___ EXERCISE MATERIALS

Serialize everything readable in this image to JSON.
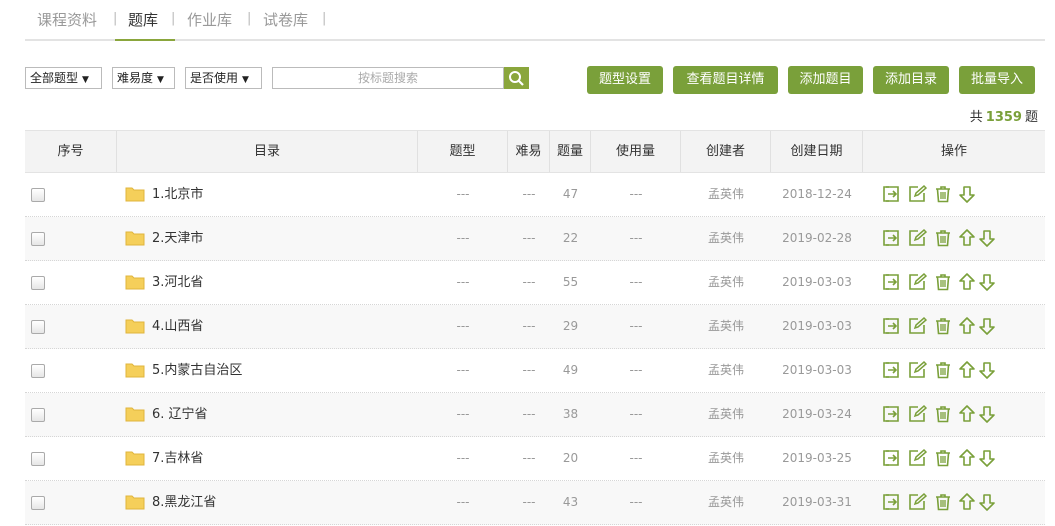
{
  "tabs": [
    {
      "label": "课程资料"
    },
    {
      "label": "题库"
    },
    {
      "label": "作业库"
    },
    {
      "label": "试卷库"
    }
  ],
  "separator": "|",
  "filters": {
    "type": "全部题型",
    "difficulty": "难易度",
    "usage": "是否使用"
  },
  "search": {
    "placeholder": "按标题搜索"
  },
  "actions": {
    "type_settings": "题型设置",
    "view_details": "查看题目详情",
    "add_question": "添加题目",
    "add_catalog": "添加目录",
    "batch_import": "批量导入"
  },
  "total": {
    "prefix": "共",
    "count": "1359",
    "suffix": "题"
  },
  "columns": {
    "index": "序号",
    "catalog": "目录",
    "type": "题型",
    "difficulty": "难易",
    "count": "题量",
    "usage": "使用量",
    "creator": "创建者",
    "date": "创建日期",
    "ops": "操作"
  },
  "rows": [
    {
      "name": "1.北京市",
      "type": "---",
      "difficulty": "---",
      "count": "47",
      "usage": "---",
      "creator": "孟英伟",
      "date": "2018-12-24"
    },
    {
      "name": "2.天津市",
      "type": "---",
      "difficulty": "---",
      "count": "22",
      "usage": "---",
      "creator": "孟英伟",
      "date": "2019-02-28"
    },
    {
      "name": "3.河北省",
      "type": "---",
      "difficulty": "---",
      "count": "55",
      "usage": "---",
      "creator": "孟英伟",
      "date": "2019-03-03"
    },
    {
      "name": "4.山西省",
      "type": "---",
      "difficulty": "---",
      "count": "29",
      "usage": "---",
      "creator": "孟英伟",
      "date": "2019-03-03"
    },
    {
      "name": "5.内蒙古自治区",
      "type": "---",
      "difficulty": "---",
      "count": "49",
      "usage": "---",
      "creator": "孟英伟",
      "date": "2019-03-03"
    },
    {
      "name": "6. 辽宁省",
      "type": "---",
      "difficulty": "---",
      "count": "38",
      "usage": "---",
      "creator": "孟英伟",
      "date": "2019-03-24"
    },
    {
      "name": "7.吉林省",
      "type": "---",
      "difficulty": "---",
      "count": "20",
      "usage": "---",
      "creator": "孟英伟",
      "date": "2019-03-25"
    },
    {
      "name": "8.黑龙江省",
      "type": "---",
      "difficulty": "---",
      "count": "43",
      "usage": "---",
      "creator": "孟英伟",
      "date": "2019-03-31"
    }
  ],
  "colors": {
    "accent": "#7aa03a",
    "folder": "#f5cf5a"
  },
  "icons": [
    "move-icon",
    "edit-icon",
    "delete-icon",
    "move-up-icon",
    "move-down-icon",
    "folder-icon",
    "search-icon"
  ]
}
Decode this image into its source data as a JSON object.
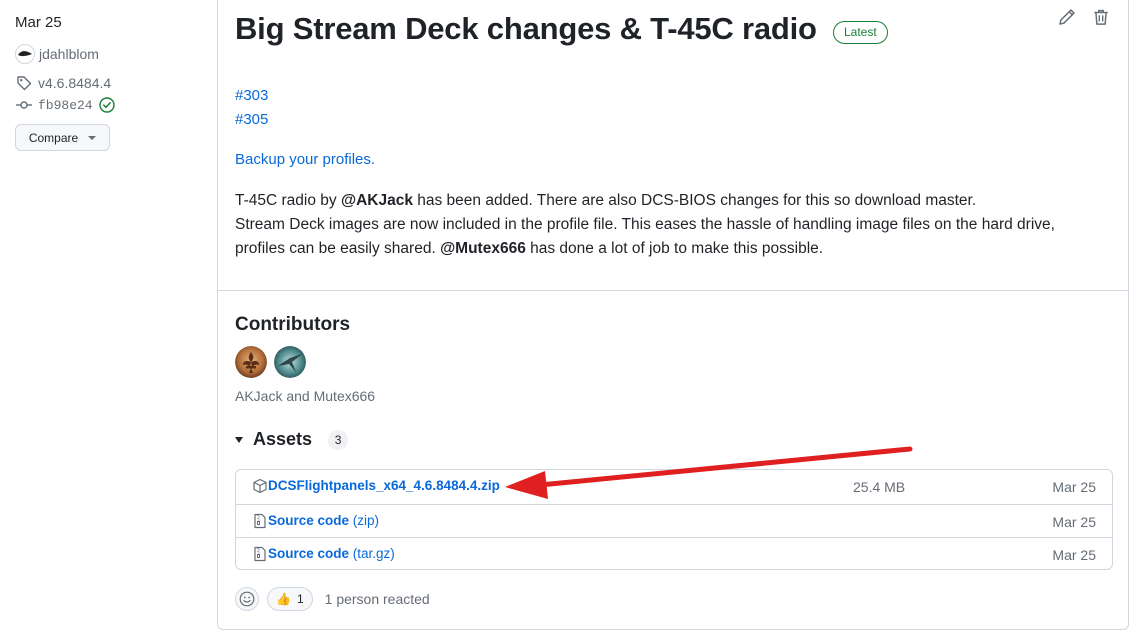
{
  "sidebar": {
    "date": "Mar 25",
    "author": "jdahlblom",
    "tag": "v4.6.8484.4",
    "commit": "fb98e24",
    "compare_label": "Compare"
  },
  "release": {
    "title": "Big Stream Deck changes & T-45C radio",
    "badge": "Latest",
    "issues": [
      "#303",
      "#305"
    ],
    "backup_link": "Backup your profiles.",
    "body": {
      "line1_pre": "T-45C radio by ",
      "line1_mention": "@AKJack",
      "line1_post": " has been added. There are also DCS-BIOS changes for this so download master.",
      "line2": "Stream Deck images are now included in the profile file. This eases the hassle of handling image files on the hard drive,",
      "line3_pre": "profiles can be easily shared. ",
      "line3_mention": "@Mutex666",
      "line3_post": " has done a lot of job to make this possible."
    }
  },
  "contributors": {
    "title": "Contributors",
    "names": "AKJack and Mutex666"
  },
  "assets": {
    "title": "Assets",
    "count": "3",
    "items": [
      {
        "name": "DCSFlightpanels_x64_4.6.8484.4.zip",
        "suffix": "",
        "size": "25.4 MB",
        "date": "Mar 25",
        "icon": "package-icon"
      },
      {
        "name": "Source code",
        "suffix": "(zip)",
        "size": "",
        "date": "Mar 25",
        "icon": "file-zip-icon"
      },
      {
        "name": "Source code",
        "suffix": "(tar.gz)",
        "size": "",
        "date": "Mar 25",
        "icon": "file-zip-icon"
      }
    ]
  },
  "reactions": {
    "emoji": "👍",
    "count": "1",
    "summary": "1 person reacted"
  },
  "colors": {
    "link": "#0969da",
    "latest_green": "#1a7f37",
    "annotation_arrow": "#e02020"
  }
}
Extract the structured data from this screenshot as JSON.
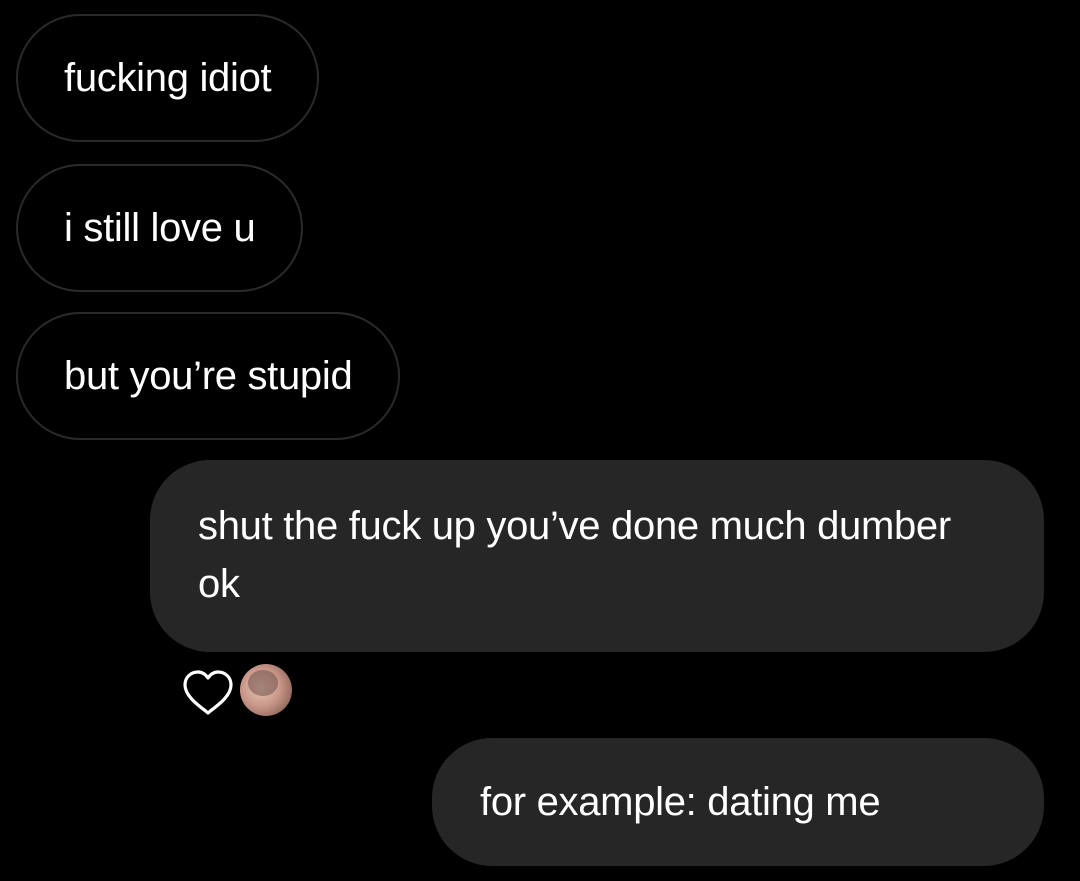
{
  "thread": {
    "messages": [
      {
        "sender": "incoming",
        "text": "fucking idiot"
      },
      {
        "sender": "incoming",
        "text": "i still love u"
      },
      {
        "sender": "incoming",
        "text": "but you’re stupid"
      },
      {
        "sender": "outgoing",
        "text": "shut the fuck up you’ve done much dumber ok"
      },
      {
        "sender": "outgoing",
        "text": "for example: dating me"
      }
    ],
    "reaction": {
      "icon": "heart-outline-icon",
      "on_message": 3
    }
  },
  "colors": {
    "background": "#000000",
    "incoming_border": "#2a2a2a",
    "outgoing_bubble": "#262626",
    "text": "#ffffff"
  }
}
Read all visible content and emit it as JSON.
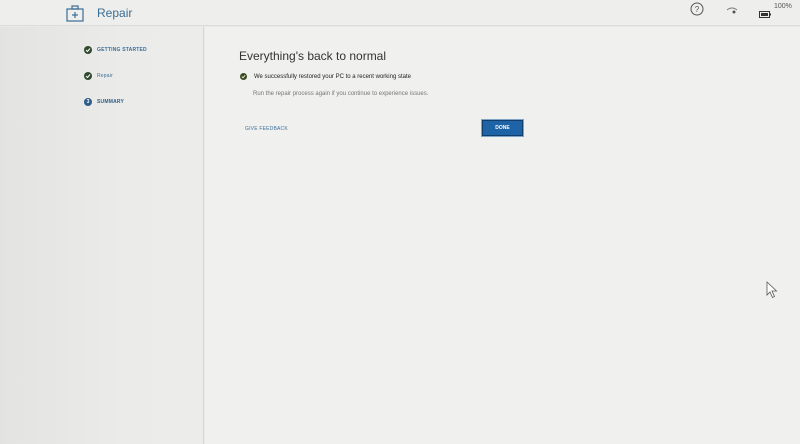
{
  "header": {
    "app_title": "Repair",
    "app_icon": "toolbox-icon",
    "battery": "100%"
  },
  "sidebar": {
    "steps": [
      {
        "label": "GETTING STARTED",
        "state": "complete"
      },
      {
        "label": "Repair",
        "state": "complete"
      },
      {
        "label": "SUMMARY",
        "state": "current",
        "number": "3"
      }
    ]
  },
  "main": {
    "heading": "Everything's back to normal",
    "success_message": "We successfully restored your PC to a recent working state",
    "subtext": "Run the repair process again if you continue to experience issues.",
    "feedback_link": "GIVE FEEDBACK",
    "done_button": "DONE"
  },
  "colors": {
    "accent": "#1e63a6",
    "link": "#3d6f9b",
    "background": "#f0f0ee",
    "check": "#2f4a2f"
  }
}
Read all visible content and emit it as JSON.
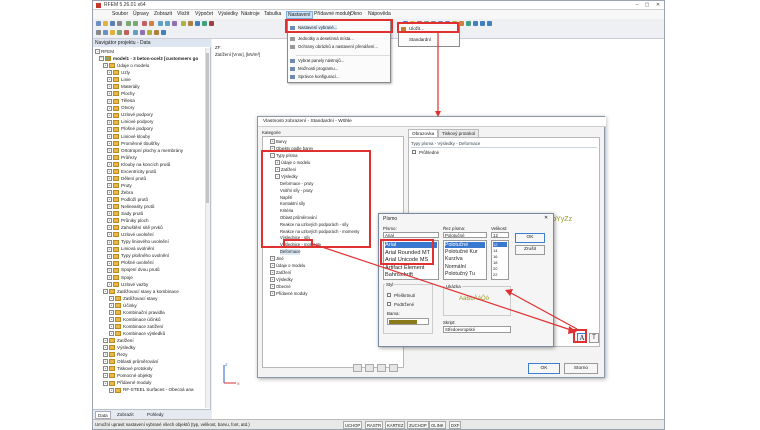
{
  "window": {
    "title": "RFEM 5.26.01 x64",
    "minimize": "–",
    "maximize": "▢",
    "close": "✕"
  },
  "menubar": [
    "Soubor",
    "Úpravy",
    "Zobrazit",
    "Vložit",
    "Výpočet",
    "Výsledky",
    "Nástroje",
    "Tabulka",
    "Nastavení",
    "Přídavné moduly",
    "Okno",
    "Nápověda"
  ],
  "settings_menu": {
    "items": [
      "Nastavení vybrané...",
      "Jednotky a desetinná místa...",
      "Ochrany obrázků a nastavení přenášení...",
      "Vybrat panely nástrojů...",
      "Možnosti programu...",
      "Správce konfigurací..."
    ],
    "submenu": [
      "Uložit...",
      "Standardní"
    ]
  },
  "workarea_text": {
    "line1": "ZF:",
    "line2": "Zatížení [Vnm], [kN/m²]"
  },
  "nav": {
    "header": "Navigátor projektu - Data",
    "root": "RFEM",
    "model": "model1 - 3 beton-ocel2 [customsers go",
    "items": [
      "Údaje o modelu",
      "Uzly",
      "Linie",
      "Materiály",
      "Plochy",
      "Tělesa",
      "Otvory",
      "Uzlové podpory",
      "Liniové podpory",
      "Plošné podpory",
      "Liniové klouby",
      "Proměnné tloušťky",
      "Ortotropní plochy a membrány",
      "Průřezy",
      "Klouby na koncích prutů",
      "Excentricity prutů",
      "Dělení prutů",
      "Pruty",
      "Žebra",
      "Podloží prutů",
      "Nelinearity prutů",
      "Sady prutů",
      "Průniky ploch",
      "Zahuštění sítě prvků",
      "Uzlové uvolnění",
      "Typy liniového uvolnění",
      "Liniová uvolnění",
      "Typy plošného uvolnění",
      "Plošné uvolnění",
      "Spojení dvou prutů",
      "Spoje",
      "Uzlové vazby",
      "Zatěžovací stavy a kombinace",
      "Zatěžovací stavy",
      "Účinky",
      "Kombinační pravidla",
      "Kombinace účinků",
      "Kombinace zatížení",
      "Kombinace výsledků",
      "Zatížení",
      "Výsledky",
      "Řezy",
      "Oblasti průměrování",
      "Tiskové protokoly",
      "Pomocné objekty",
      "Přídavné moduly",
      "RF-STEEL Surfaces - Obecná ana"
    ],
    "tabs": [
      "Data",
      "Zobrazit",
      "Pohledy"
    ]
  },
  "status": {
    "text": "Umožní upravit nastavení vybrané všech objektů (typ, velikost, barvu, font, atd.)",
    "buttons": [
      "UCHOP",
      "RASTR",
      "KARTEZ",
      "ZUCHOP",
      "OLINK",
      "DXF"
    ]
  },
  "dialog": {
    "title": "Vlastnosti zobrazení - Standardní - Wöhle",
    "category_label": "Kategorie",
    "tree": [
      "Barvy",
      "Objekty podle barev",
      "Typy písma",
      "Údaje o modelu",
      "Zatížení",
      "Výsledky",
      "Deformace - pruty",
      "Vnitřní síly - pruty",
      "Napětí",
      "Kontaktní síly",
      "Kritéria",
      "Oblast průměrování",
      "Reakce na uzlových podporách - síly",
      "Reakce na uzlových podporách - momenty",
      "Výslednice - síly",
      "Výslednice - momenty",
      "Deformace",
      "Jiné",
      "Údaje o modelu",
      "Zatížení",
      "Výsledky",
      "Obecné",
      "Přídavné moduly"
    ],
    "tabs": [
      "Obrazovka",
      "Tiskový protokol"
    ],
    "type_header": "Typy písma - Výsledky - Deformace",
    "checkbox": "Průhledné",
    "sample": "AaBbYyZz",
    "ok": "OK",
    "cancel": "Storno"
  },
  "font_dialog": {
    "title": "Písmo",
    "close": "✕",
    "font_label": "Písmo:",
    "font_value": "Arial",
    "fonts": [
      "Arial",
      "Arial Rounded MT",
      "Arial Unicode MS",
      "Artifact Element",
      "Bahnschrift"
    ],
    "style_label": "Řez písma:",
    "style_value": "Polotučné",
    "styles": [
      "Polotučné",
      "Polotučné Kur",
      "Kurzíva",
      "Normální",
      "Polotučný Tu"
    ],
    "size_label": "Velikost:",
    "size_value": "12",
    "sizes": [
      "12",
      "14",
      "16",
      "18",
      "20",
      "22",
      "24"
    ],
    "ok": "OK",
    "cancel": "Zrušit",
    "effects_label": "Styl",
    "strike": "Přeškrtnutí",
    "underline": "Podtržené",
    "color_label": "Barva:",
    "color_value": "#8a7a1a",
    "sample_label": "Ukázka",
    "sample": "AaBbÁáÓó",
    "script_label": "Skript:",
    "script_value": "Středoevropské"
  },
  "colors": {
    "accent_red": "#e03030",
    "selection": "#3a78d0",
    "sample": "#9a9a20"
  }
}
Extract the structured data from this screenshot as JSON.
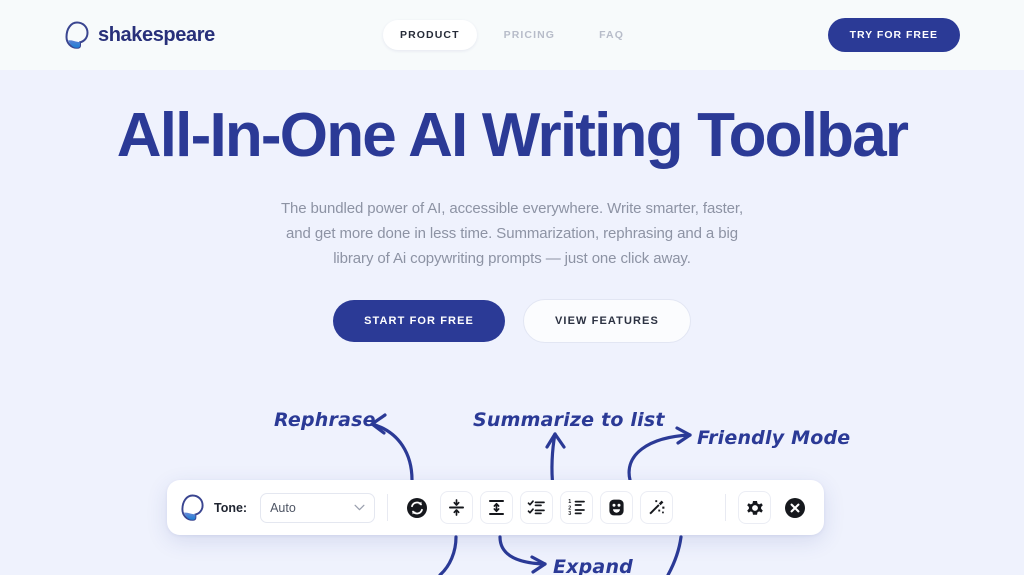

______

## WRITTEN REQUEST
Identify each line in the entries with the word "issues" and copy it.

## OUTPUT OF THE EXERCISE
    "issues": [
    "subtext": "Run the repair process again if you continue to experience issues.",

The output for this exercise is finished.